WHAT TO PRODUCE — Leave out any picture and return the remaining listing below exactly as given.

SUPPLIED INFORMATION —
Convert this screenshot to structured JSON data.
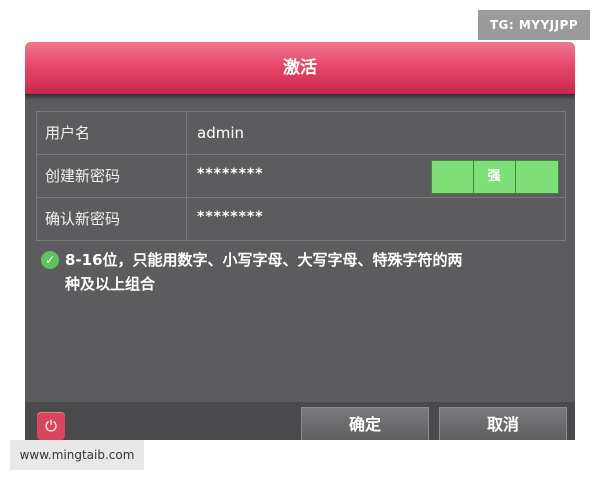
{
  "watermarks": {
    "top_right": "TG: MYYJJPP",
    "bottom_left": "www.mingtaib.com"
  },
  "dialog": {
    "title": "激活",
    "fields": [
      {
        "label": "用户名",
        "value": "admin"
      },
      {
        "label": "创建新密码",
        "value": "********"
      },
      {
        "label": "确认新密码",
        "value": "********"
      }
    ],
    "strength": {
      "label": "强",
      "level": 3,
      "max": 3,
      "color": "#7fe07a"
    },
    "hint_line1": "8-16位，只能用数字、小写字母、大写字母、特殊字符的两",
    "hint_line2": "种及以上组合",
    "buttons": {
      "ok": "确定",
      "cancel": "取消"
    },
    "colors": {
      "title_bar": "#e6486a",
      "panel": "#5c5c5e",
      "check": "#5cc45a"
    },
    "icons": {
      "check": "check-circle-icon",
      "power": "power-icon"
    }
  }
}
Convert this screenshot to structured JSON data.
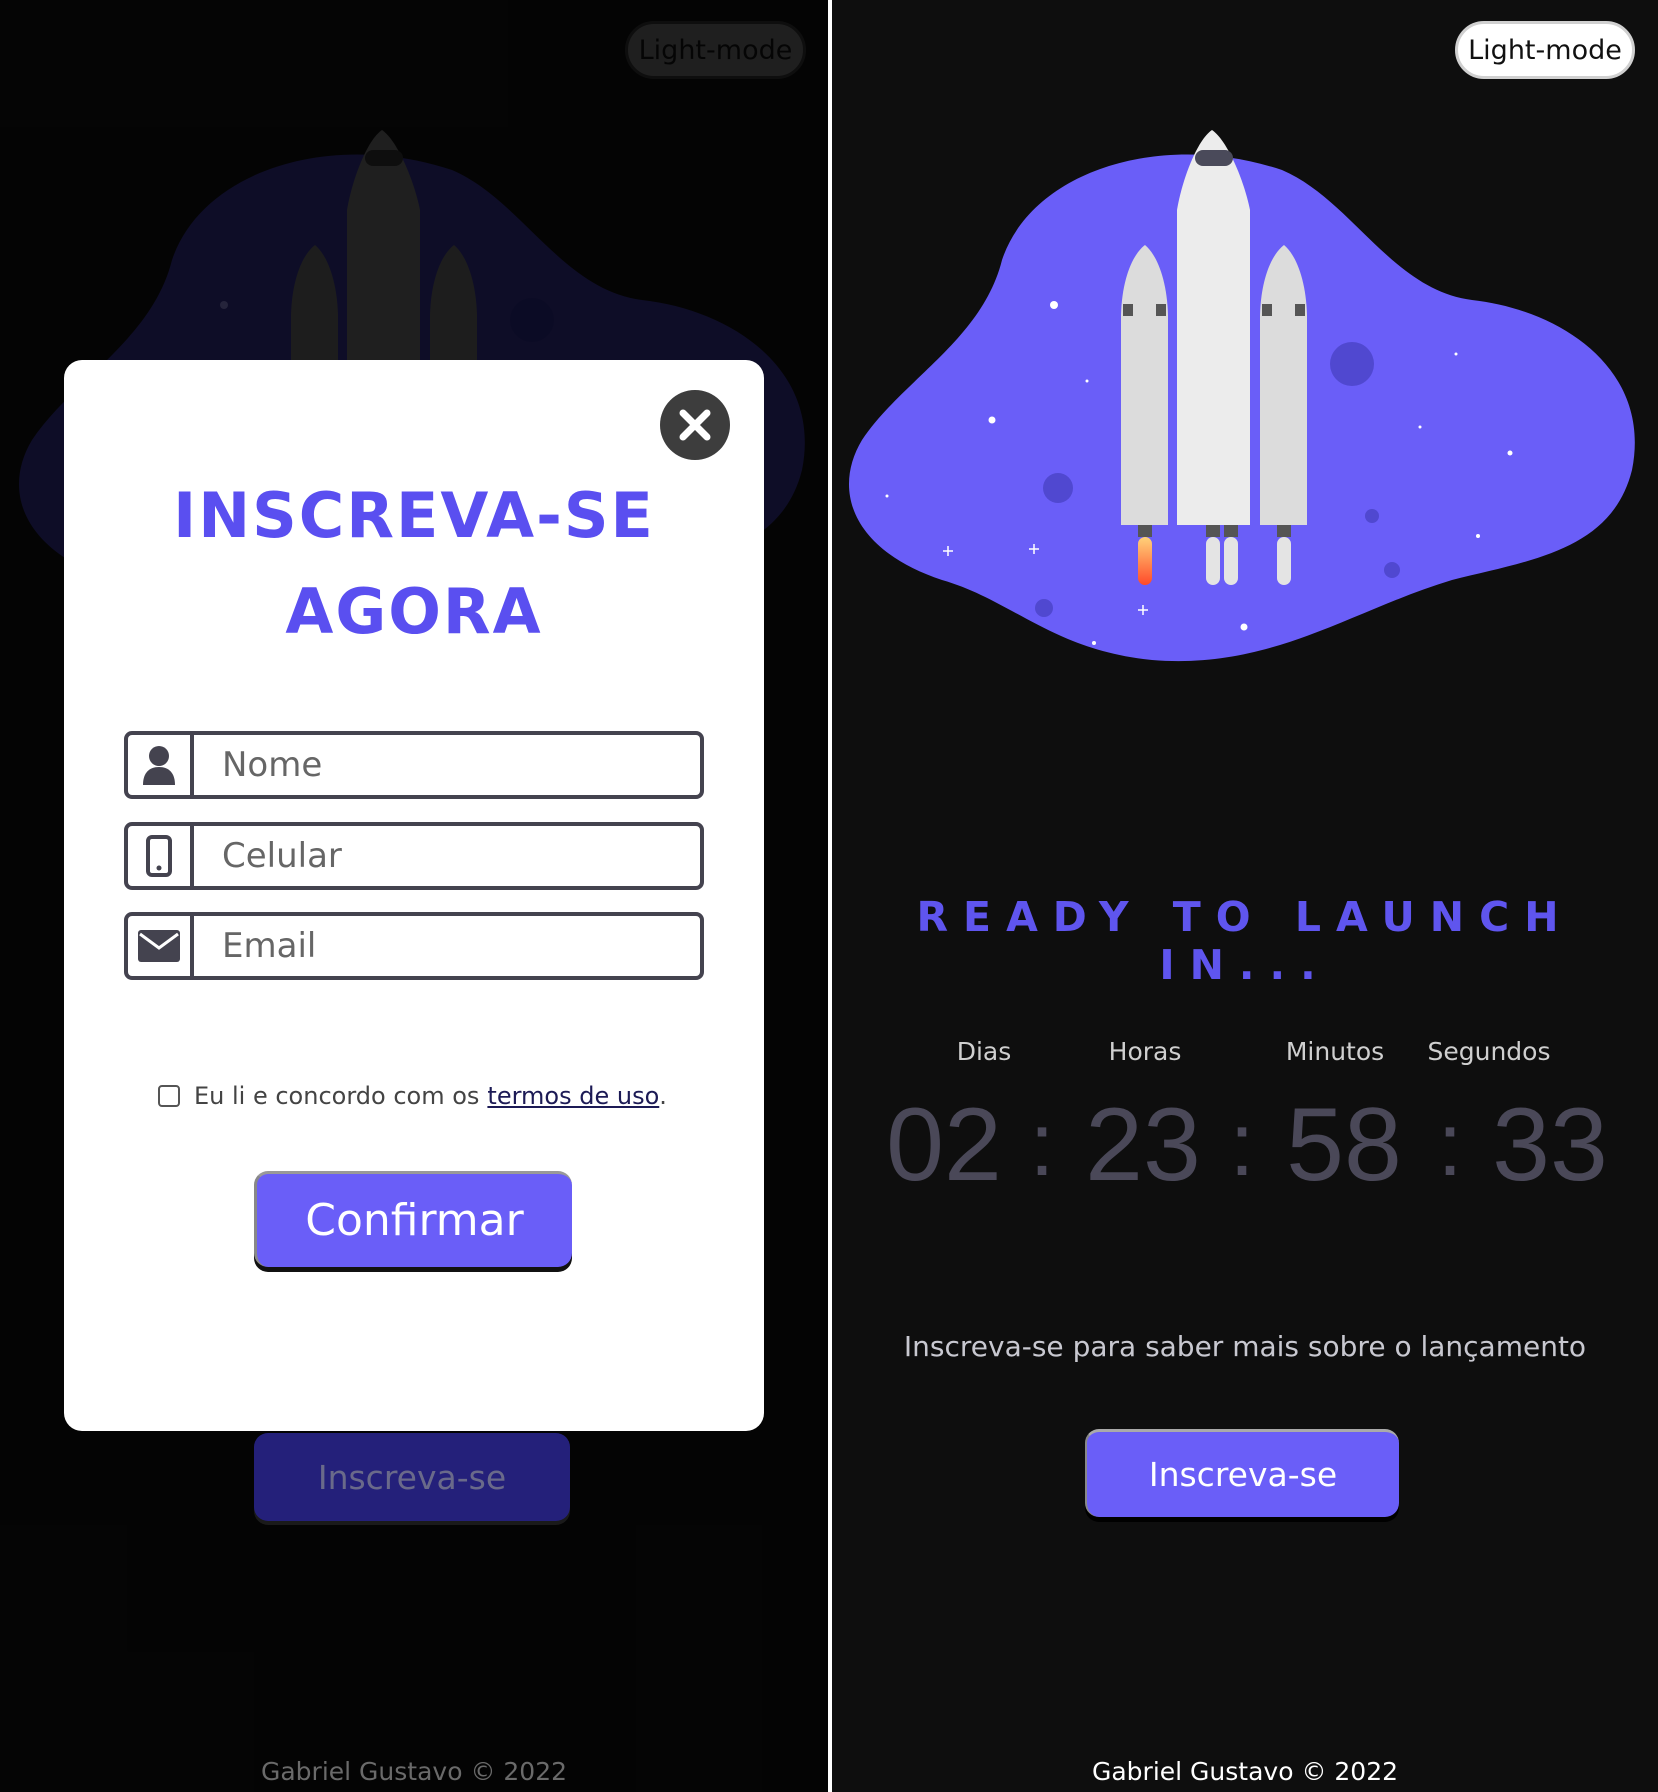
{
  "theme_toggle": {
    "label": "Light-mode"
  },
  "launch": {
    "headline": "READY TO LAUNCH IN...",
    "labels": [
      "Dias",
      "Horas",
      "Minutos",
      "Segundos"
    ],
    "days": "02",
    "hours": "23",
    "minutes": "58",
    "seconds": "33",
    "separator": ":",
    "subtext": "Inscreva-se para saber mais sobre o lançamento",
    "cta_label": "Inscreva-se"
  },
  "modal": {
    "title_line1": "INSCREVA-SE",
    "title_line2": "AGORA",
    "fields": [
      {
        "placeholder": "Nome",
        "icon": "user-icon"
      },
      {
        "placeholder": "Celular",
        "icon": "phone-icon"
      },
      {
        "placeholder": "Email",
        "icon": "envelope-icon"
      }
    ],
    "terms_text": "Eu li e concordo com os",
    "terms_link": "termos de uso",
    "terms_period": ".",
    "confirm_label": "Confirmar",
    "close_icon": "close-icon"
  },
  "footer": {
    "text": "Gabriel Gustavo © 2022"
  },
  "colors": {
    "accent": "#6a5ef8",
    "headline": "#5f55ee",
    "background": "#0e0e0e",
    "blob": "#6a5ef8"
  }
}
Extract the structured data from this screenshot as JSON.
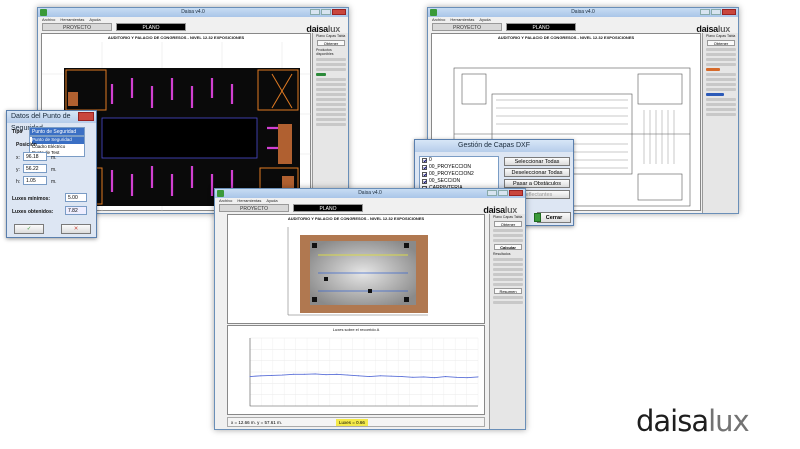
{
  "app": {
    "window_title": "Daisa v4.0",
    "menu": [
      "Archivo",
      "Herramientas",
      "Ayuda"
    ],
    "tabs": [
      "PROYECTO",
      "PLANO"
    ],
    "brand_dark": "daisa",
    "brand_light": "lux",
    "drawing_title": "AUDITORIO Y PALACIO DE CONGRESOS - NIVEL 12.32 EXPOSICIONES"
  },
  "side_panel": {
    "tabs_label": "Plano  Capas  Tabla",
    "buttons": [
      "Obtener",
      "Calcular",
      "Resumen"
    ],
    "labels": [
      "Productos disponibles",
      "Etiquetas",
      "Resultados",
      "Iluminación",
      "Línea de corte"
    ]
  },
  "dialog_punto": {
    "title": "Datos del Punto de Seguridad",
    "tipo_label": "Tipo",
    "tipo_value": "Punto de Seguridad",
    "options": [
      "Punto de Seguridad",
      "Cuadro Eléctrico",
      "Punto de Test"
    ],
    "posicion_label": "Posición",
    "x_label": "x:",
    "x_value": "96.18",
    "y_label": "y:",
    "y_value": "56.22",
    "h_label": "h:",
    "h_value": "1.05",
    "unit": "m.",
    "lux_min_label": "Luxes mínimos:",
    "lux_min_value": "5.00",
    "lux_obt_label": "Luxes obtenidos:",
    "lux_obt_value": "7.82",
    "ok_glyph": "✓",
    "cancel_glyph": "✕"
  },
  "dialog_capas": {
    "title": "Gestión de Capas DXF",
    "layers": [
      "0",
      "00_PROYECCION",
      "00_PROYECCION2",
      "00_SECCION",
      "CARPINTERIA"
    ],
    "buttons": [
      "Seleccionar Todas",
      "Deseleccionar Todas",
      "Pasar a Obstáculos",
      "Reflectantes"
    ],
    "close_label": "Cerrar"
  },
  "chart_panel": {
    "title": "Luxes sobre el recorrido A",
    "footer_left": "x = 12.66 m.    y = 57.61 m.",
    "footer_mid": "Luxes = 0.66",
    "chart_data": {
      "type": "line",
      "series": [
        {
          "values": [
            0.78,
            0.8,
            0.81,
            0.82,
            0.84,
            0.84,
            0.85,
            0.83,
            0.84,
            0.82,
            0.8,
            0.78,
            0.8,
            0.79,
            0.78,
            0.76,
            0.77,
            0.75,
            0.78,
            0.76,
            0.75,
            0.77
          ]
        }
      ],
      "ylim": [
        0,
        1.8
      ],
      "grid": true
    }
  },
  "logo": {
    "dark": "daisa",
    "light": "lux"
  }
}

SOLUTION TO THIS EXERCISE —
Convert this screenshot to structured JSON data.
{
  "watermarks": {
    "top_right": "TG: MYYJJPP",
    "bottom_left": "www.mingtaib.com"
  },
  "dialog": {
    "title": "激活",
    "fields": [
      {
        "label": "用户名",
        "value": "admin"
      },
      {
        "label": "创建新密码",
        "value": "********"
      },
      {
        "label": "确认新密码",
        "value": "********"
      }
    ],
    "strength": {
      "label": "强",
      "level": 3,
      "max": 3,
      "color": "#7fe07a"
    },
    "hint_line1": "8-16位，只能用数字、小写字母、大写字母、特殊字符的两",
    "hint_line2": "种及以上组合",
    "buttons": {
      "ok": "确定",
      "cancel": "取消"
    },
    "colors": {
      "title_bar": "#e6486a",
      "panel": "#5c5c5e",
      "check": "#5cc45a"
    },
    "icons": {
      "check": "check-circle-icon",
      "power": "power-icon"
    }
  }
}
Convert this screenshot to structured JSON data.
{
  "theme_toggle": {
    "label": "Light-mode"
  },
  "launch": {
    "headline": "READY TO LAUNCH IN...",
    "labels": [
      "Dias",
      "Horas",
      "Minutos",
      "Segundos"
    ],
    "days": "02",
    "hours": "23",
    "minutes": "58",
    "seconds": "33",
    "separator": ":",
    "subtext": "Inscreva-se para saber mais sobre o lançamento",
    "cta_label": "Inscreva-se"
  },
  "modal": {
    "title_line1": "INSCREVA-SE",
    "title_line2": "AGORA",
    "fields": [
      {
        "placeholder": "Nome",
        "icon": "user-icon"
      },
      {
        "placeholder": "Celular",
        "icon": "phone-icon"
      },
      {
        "placeholder": "Email",
        "icon": "envelope-icon"
      }
    ],
    "terms_text": "Eu li e concordo com os",
    "terms_link": "termos de uso",
    "terms_period": ".",
    "confirm_label": "Confirmar",
    "close_icon": "close-icon"
  },
  "footer": {
    "text": "Gabriel Gustavo © 2022"
  },
  "colors": {
    "accent": "#6a5ef8",
    "headline": "#5f55ee",
    "background": "#0e0e0e",
    "blob": "#6a5ef8"
  }
}
Extract the structured data from this screenshot as JSON.
{
  "app": {
    "window_title": "Daisa v4.0",
    "menu": [
      "Archivo",
      "Herramientas",
      "Ayuda"
    ],
    "tabs": [
      "PROYECTO",
      "PLANO"
    ],
    "brand_dark": "daisa",
    "brand_light": "lux",
    "drawing_title": "AUDITORIO Y PALACIO DE CONGRESOS - NIVEL 12.32 EXPOSICIONES"
  },
  "side_panel": {
    "tabs_label": "Plano  Capas  Tabla",
    "buttons": [
      "Obtener",
      "Calcular",
      "Resumen"
    ],
    "labels": [
      "Productos disponibles",
      "Etiquetas",
      "Resultados",
      "Iluminación",
      "Línea de corte"
    ]
  },
  "dialog_punto": {
    "title": "Datos del Punto de Seguridad",
    "tipo_label": "Tipo",
    "tipo_value": "Punto de Seguridad",
    "options": [
      "Punto de Seguridad",
      "Cuadro Eléctrico",
      "Punto de Test"
    ],
    "posicion_label": "Posición",
    "x_label": "x:",
    "x_value": "96.18",
    "y_label": "y:",
    "y_value": "56.22",
    "h_label": "h:",
    "h_value": "1.05",
    "unit": "m.",
    "lux_min_label": "Luxes mínimos:",
    "lux_min_value": "5.00",
    "lux_obt_label": "Luxes obtenidos:",
    "lux_obt_value": "7.82",
    "ok_glyph": "✓",
    "cancel_glyph": "✕"
  },
  "dialog_capas": {
    "title": "Gestión de Capas DXF",
    "layers": [
      "0",
      "00_PROYECCION",
      "00_PROYECCION2",
      "00_SECCION",
      "CARPINTERIA"
    ],
    "buttons": [
      "Seleccionar Todas",
      "Deseleccionar Todas",
      "Pasar a Obstáculos",
      "Reflectantes"
    ],
    "close_label": "Cerrar"
  },
  "chart_panel": {
    "title": "Luxes sobre el recorrido A",
    "footer_left": "x = 12.66 m.    y = 57.61 m.",
    "footer_mid": "Luxes = 0.66",
    "chart_data": {
      "type": "line",
      "series": [
        {
          "values": [
            0.78,
            0.8,
            0.81,
            0.82,
            0.84,
            0.84,
            0.85,
            0.83,
            0.84,
            0.82,
            0.8,
            0.78,
            0.8,
            0.79,
            0.78,
            0.76,
            0.77,
            0.75,
            0.78,
            0.76,
            0.75,
            0.77
          ]
        }
      ],
      "ylim": [
        0,
        1.8
      ],
      "grid": true
    }
  },
  "logo": {
    "dark": "daisa",
    "light": "lux"
  }
}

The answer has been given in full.